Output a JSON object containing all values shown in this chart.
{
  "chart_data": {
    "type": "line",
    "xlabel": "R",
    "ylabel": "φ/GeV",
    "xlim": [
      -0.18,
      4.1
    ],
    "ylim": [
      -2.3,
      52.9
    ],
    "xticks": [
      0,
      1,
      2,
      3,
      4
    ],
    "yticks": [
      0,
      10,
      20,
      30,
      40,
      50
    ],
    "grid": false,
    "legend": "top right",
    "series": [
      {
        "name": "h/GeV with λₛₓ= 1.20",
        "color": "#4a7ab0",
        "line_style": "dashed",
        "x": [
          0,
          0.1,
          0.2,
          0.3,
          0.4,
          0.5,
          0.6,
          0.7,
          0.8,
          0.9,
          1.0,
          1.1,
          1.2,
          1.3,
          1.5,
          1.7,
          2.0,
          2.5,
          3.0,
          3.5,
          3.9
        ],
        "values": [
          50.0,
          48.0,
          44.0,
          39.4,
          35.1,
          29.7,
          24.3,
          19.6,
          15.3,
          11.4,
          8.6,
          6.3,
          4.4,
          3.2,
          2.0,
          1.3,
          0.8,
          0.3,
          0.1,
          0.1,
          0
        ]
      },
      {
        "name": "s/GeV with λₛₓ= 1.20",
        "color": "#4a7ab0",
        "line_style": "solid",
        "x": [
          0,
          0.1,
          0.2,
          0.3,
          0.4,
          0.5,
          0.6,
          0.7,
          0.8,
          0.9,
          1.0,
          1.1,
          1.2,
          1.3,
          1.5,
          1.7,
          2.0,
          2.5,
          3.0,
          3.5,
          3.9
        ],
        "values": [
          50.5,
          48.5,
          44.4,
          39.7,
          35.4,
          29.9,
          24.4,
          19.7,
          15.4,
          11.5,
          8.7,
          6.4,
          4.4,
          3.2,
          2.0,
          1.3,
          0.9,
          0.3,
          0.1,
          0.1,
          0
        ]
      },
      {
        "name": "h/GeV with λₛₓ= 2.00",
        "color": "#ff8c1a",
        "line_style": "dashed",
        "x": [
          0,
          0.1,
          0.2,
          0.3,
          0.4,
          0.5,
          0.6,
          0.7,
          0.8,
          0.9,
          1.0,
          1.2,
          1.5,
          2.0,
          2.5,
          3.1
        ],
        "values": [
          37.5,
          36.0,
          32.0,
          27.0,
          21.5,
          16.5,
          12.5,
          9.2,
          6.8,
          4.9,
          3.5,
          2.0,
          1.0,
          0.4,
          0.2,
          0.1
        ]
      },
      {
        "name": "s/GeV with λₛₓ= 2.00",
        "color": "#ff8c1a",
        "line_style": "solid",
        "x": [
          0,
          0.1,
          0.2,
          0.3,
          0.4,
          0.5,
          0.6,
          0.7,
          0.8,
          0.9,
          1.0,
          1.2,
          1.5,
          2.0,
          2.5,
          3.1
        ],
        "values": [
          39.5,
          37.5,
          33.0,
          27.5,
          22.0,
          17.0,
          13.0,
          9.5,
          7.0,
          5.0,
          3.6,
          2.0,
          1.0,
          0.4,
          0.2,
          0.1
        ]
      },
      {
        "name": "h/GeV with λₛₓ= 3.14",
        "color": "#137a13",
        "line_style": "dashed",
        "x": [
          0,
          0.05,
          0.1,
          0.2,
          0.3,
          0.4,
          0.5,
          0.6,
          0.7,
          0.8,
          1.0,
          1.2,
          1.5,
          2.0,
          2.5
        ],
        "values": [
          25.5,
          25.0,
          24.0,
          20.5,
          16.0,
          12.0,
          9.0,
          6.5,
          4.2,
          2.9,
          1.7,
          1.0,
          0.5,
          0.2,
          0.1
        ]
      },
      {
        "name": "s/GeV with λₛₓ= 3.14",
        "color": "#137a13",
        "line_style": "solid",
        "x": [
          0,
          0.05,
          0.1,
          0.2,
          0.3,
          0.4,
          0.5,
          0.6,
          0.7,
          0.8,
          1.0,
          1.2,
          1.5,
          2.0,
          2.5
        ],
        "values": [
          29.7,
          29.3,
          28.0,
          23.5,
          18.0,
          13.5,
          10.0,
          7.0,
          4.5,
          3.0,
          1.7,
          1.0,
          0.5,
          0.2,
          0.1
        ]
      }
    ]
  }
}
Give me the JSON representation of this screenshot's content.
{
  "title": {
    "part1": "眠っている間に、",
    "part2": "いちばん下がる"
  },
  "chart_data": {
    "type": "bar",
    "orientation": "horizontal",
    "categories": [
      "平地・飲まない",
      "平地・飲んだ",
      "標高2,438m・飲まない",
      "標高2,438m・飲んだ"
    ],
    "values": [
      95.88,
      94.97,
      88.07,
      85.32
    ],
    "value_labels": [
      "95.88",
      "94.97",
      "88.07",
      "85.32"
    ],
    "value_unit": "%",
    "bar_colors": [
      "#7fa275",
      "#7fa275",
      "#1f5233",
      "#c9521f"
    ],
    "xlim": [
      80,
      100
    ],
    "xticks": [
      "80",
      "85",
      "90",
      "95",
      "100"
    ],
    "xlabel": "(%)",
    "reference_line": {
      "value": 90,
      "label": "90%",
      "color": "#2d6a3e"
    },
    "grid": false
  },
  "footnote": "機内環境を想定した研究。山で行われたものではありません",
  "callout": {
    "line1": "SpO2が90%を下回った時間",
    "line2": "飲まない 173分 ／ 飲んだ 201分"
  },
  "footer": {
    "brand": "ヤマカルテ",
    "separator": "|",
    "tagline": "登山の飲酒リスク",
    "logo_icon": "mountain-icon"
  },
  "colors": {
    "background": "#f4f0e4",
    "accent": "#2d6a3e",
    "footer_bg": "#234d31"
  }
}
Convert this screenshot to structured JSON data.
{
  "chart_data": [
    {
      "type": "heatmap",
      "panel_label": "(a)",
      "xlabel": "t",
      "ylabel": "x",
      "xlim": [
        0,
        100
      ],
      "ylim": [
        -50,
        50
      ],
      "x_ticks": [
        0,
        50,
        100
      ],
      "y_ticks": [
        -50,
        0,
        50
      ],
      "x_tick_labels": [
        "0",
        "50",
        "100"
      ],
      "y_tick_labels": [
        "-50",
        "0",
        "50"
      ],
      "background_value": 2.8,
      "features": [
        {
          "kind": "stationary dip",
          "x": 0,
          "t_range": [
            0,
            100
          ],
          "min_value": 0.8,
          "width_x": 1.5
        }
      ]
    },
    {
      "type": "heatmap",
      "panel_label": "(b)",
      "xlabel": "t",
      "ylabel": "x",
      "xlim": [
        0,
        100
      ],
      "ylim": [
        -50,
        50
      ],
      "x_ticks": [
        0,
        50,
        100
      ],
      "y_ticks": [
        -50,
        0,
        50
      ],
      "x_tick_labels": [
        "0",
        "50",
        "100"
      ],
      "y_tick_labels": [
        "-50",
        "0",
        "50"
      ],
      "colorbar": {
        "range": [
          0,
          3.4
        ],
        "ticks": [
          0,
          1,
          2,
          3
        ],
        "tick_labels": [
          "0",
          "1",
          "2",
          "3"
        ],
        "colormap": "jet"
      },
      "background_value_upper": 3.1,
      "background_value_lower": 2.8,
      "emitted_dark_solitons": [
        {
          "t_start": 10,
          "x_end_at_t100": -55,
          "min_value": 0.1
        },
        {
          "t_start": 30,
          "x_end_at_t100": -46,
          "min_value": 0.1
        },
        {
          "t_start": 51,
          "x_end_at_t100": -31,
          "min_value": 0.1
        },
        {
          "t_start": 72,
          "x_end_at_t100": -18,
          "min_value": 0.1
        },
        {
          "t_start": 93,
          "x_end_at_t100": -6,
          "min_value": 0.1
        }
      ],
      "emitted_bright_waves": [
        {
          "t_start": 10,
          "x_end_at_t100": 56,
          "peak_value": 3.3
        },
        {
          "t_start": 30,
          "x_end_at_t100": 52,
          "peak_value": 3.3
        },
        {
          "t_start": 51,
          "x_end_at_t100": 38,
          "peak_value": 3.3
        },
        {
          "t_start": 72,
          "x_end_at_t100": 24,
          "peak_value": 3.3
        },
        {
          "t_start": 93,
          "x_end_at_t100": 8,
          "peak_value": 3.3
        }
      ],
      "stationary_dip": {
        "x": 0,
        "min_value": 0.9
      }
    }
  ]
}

---

## Task objective
Look through the lines above and collect those with the word "飲まない".

## The response
      "平地・飲まない",
      "標高2,438m・飲まない",
    "line2": "飲まない 173分 ／ 飲んだ 201分"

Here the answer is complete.